WHAT NEEDS TO BE DONE :: Extract each line bearing the word "quatre".

Saved data entries
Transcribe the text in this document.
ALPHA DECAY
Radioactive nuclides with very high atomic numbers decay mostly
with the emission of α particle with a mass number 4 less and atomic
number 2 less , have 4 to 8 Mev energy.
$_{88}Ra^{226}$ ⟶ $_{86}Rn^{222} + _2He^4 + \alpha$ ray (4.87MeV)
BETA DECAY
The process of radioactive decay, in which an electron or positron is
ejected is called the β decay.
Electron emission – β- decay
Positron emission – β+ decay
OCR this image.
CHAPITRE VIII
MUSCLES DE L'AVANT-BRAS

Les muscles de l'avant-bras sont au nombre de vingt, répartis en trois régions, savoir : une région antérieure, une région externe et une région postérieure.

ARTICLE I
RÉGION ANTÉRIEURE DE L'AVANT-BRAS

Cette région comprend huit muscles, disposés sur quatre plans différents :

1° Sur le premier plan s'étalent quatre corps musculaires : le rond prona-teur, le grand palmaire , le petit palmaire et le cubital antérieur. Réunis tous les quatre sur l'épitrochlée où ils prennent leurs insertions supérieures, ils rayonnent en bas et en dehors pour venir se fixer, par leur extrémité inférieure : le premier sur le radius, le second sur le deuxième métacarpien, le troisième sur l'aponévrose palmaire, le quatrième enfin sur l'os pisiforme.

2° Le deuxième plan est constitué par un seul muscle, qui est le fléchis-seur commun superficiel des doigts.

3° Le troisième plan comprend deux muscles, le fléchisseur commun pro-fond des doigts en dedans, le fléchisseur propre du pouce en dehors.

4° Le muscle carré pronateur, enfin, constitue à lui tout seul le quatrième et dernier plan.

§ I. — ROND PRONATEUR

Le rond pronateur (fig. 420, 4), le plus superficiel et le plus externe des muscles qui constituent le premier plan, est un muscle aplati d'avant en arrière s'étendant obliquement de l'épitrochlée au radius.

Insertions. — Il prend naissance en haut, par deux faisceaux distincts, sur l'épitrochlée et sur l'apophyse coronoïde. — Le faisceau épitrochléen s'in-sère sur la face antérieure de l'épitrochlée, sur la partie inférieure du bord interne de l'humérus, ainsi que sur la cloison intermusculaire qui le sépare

ANSWER IN FULL ::
Cette région comprend huit muscles, disposés sur quatre plans différents :
1° Sur le premier plan s'étalent quatre corps musculaires : le rond prona-teur, le grand palmaire , le petit palmaire et le cubital antérieur. Réunis tous les quatre sur l'épitrochlée où ils prennent leurs insertions supérieures, ils rayonnent en bas et en dehors pour venir se fixer, par leur extrémité inférieure : le premier sur le radius, le second sur le deuxième métacarpien, le troisième sur l'aponévrose palmaire, le quatrième enfin sur l'os pisiforme.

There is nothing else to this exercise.